Preheat oven to 350 F and make sure your racks are in the center of the height of the oven.  But if you know of hot spots or other such issues your oven has...then, by all means, plan accordingly.

Grease and flour two 10 in. round cake pans or three 8 in. round cake pans.  Set aside.  (You can use parchment paper for this instead if you wish.)

Put 1 T. of white vinegar into a glass measure then fill to 1 c. mark with unsweetened soy milk.  Let this sit for at least 5 minutes before using.  Stir occasionally until you're ready to use it.

1/2 c. Enjoy Life's semi sweet mini chocolate chips
2 1/4 c. King Arthur's Queen Guinevere Cake Flour
3/4 c. Bensdorp Dutch Process Cocoa
1 1/2 tsp. aluminum free baking powder
1/2 tsp. baking soda
1/2 tsp. sea salt
1 c. boiling water
1 c. sour unsweetened soy milk
1 1/4 c. Earth's Balance vegan buttery sticks
2 1/4 c. organic, fair trade cane sugar
5 large organic, free range brown eggs
1 1/2 tsp. King Arthur's pure vanilla extract

Coconut Pecan Filling
1 1/2 c. chopped pecans
1 c. organic, fair trade cane sugar
1 c. unsweetened soy milk
3 large egg yolks, slightly beaten
1/2 c. Earth's Balance vegan buttery sticks, cut into pieces
1 1/2 c. Now's unsweetened organic coconut

Chocolate Frosting
8 oz. Baker's unsweetened chocolate, chopped
1/4 c. Bensdorp Dutch Process Cocoa
3/4 c. unsweetened soy milk
1/2 c. Earth's Balance vegan buttery sticks
3 c. organic, fair trade powdered sugar
1 1/2 tsp. King Arthur's pure vanilla extract

The frosting has to set up in the fridge then brought back to just under room temperature before it will be easy to work with, so we'll work the frosting first.

DATA SHOWN:
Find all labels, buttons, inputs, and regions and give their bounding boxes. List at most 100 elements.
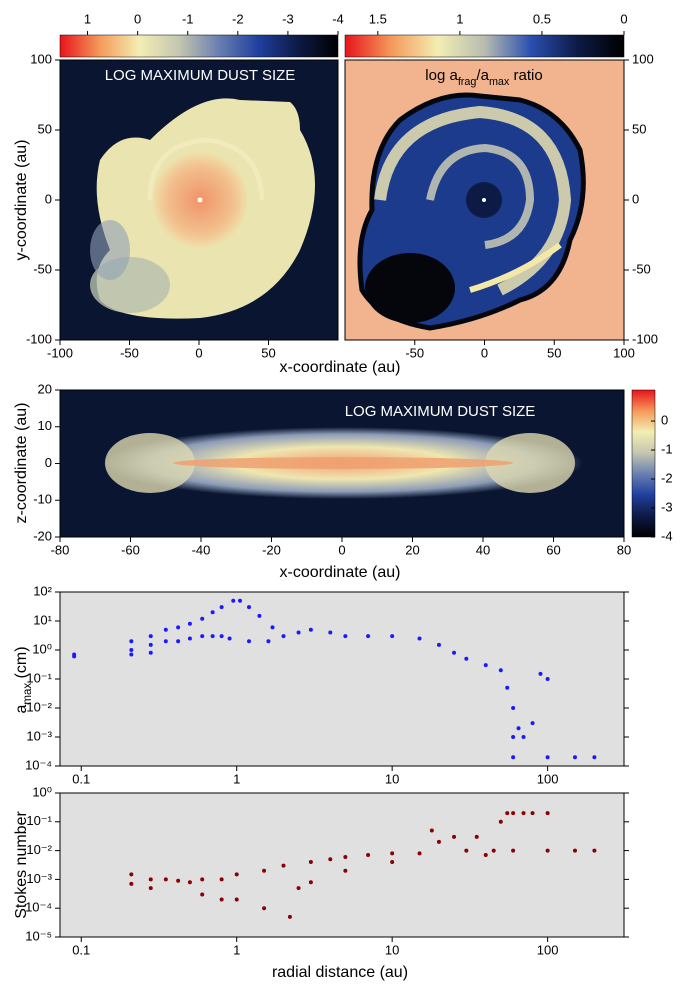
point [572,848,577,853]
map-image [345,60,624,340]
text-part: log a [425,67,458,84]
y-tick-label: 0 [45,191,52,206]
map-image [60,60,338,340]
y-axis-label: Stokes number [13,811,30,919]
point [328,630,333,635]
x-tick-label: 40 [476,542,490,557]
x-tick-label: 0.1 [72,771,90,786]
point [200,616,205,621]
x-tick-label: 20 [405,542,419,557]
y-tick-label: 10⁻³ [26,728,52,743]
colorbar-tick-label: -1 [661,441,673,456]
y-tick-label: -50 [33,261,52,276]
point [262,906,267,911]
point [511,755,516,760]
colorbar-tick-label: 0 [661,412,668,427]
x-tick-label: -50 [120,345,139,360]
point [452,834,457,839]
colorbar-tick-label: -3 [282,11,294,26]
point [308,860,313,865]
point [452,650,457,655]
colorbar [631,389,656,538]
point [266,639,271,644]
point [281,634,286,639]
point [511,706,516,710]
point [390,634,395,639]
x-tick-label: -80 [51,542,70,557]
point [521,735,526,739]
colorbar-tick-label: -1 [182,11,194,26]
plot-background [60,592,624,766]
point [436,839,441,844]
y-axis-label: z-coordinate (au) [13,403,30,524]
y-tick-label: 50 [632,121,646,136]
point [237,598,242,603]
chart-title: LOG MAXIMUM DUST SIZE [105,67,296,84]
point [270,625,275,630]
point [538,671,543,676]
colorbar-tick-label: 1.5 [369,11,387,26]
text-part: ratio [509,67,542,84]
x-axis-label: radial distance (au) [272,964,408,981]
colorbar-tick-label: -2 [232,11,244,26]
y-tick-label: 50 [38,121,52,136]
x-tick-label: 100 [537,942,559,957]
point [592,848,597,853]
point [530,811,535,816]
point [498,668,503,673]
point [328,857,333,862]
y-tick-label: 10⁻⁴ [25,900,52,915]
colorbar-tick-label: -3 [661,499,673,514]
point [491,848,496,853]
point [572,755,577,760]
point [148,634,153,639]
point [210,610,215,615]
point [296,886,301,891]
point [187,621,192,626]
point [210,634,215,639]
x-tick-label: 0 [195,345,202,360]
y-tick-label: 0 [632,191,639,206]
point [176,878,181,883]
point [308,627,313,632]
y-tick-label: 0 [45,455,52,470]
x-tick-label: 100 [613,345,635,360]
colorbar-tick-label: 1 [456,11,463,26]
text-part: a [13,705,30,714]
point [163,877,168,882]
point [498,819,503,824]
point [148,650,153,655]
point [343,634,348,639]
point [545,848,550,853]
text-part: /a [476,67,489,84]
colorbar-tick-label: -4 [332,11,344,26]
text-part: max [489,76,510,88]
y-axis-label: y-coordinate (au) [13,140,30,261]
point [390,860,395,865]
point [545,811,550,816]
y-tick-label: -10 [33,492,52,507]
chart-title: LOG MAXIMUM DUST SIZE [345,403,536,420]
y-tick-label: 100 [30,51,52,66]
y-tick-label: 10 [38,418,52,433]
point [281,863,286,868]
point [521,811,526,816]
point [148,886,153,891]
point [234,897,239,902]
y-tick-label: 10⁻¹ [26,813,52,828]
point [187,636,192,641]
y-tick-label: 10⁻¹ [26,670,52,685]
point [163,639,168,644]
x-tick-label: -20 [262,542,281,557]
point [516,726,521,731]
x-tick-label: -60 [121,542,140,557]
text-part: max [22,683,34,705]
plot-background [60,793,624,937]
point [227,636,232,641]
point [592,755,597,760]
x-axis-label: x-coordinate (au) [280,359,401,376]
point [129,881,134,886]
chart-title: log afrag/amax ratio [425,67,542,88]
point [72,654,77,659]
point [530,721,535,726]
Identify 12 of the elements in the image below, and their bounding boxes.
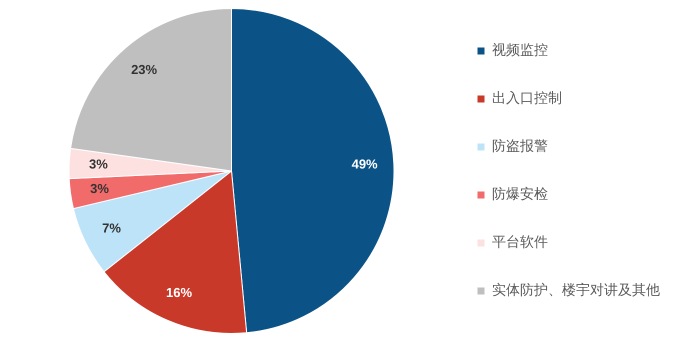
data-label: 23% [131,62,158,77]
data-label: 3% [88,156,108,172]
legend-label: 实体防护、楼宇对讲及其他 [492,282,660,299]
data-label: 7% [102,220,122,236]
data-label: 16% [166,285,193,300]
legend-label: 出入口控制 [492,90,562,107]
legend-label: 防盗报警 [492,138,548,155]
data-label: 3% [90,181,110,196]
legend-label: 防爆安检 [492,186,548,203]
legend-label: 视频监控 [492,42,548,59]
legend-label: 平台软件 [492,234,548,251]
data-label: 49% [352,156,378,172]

EXERCISES:
A) Reproduce the part of the cake recipe starting at "Grease and flour" and ending at "ready to use it.".
B) In the cake recipe, how long should the vinegar and soy milk mixture sit before being used?

ANSWER SET:
A)
Grease and flour two 10 in. round cake pans or three 8 in. round cake pans.  Set aside.  (You can use parchment paper for this instead if you wish.)

Put 1 T. of white vinegar into a glass measure then fill to 1 c. mark with unsweetened soy milk.  Let this sit for at least 5 minutes before using.  Stir occasionally until you're ready to use it.

B) At least 5 minutes.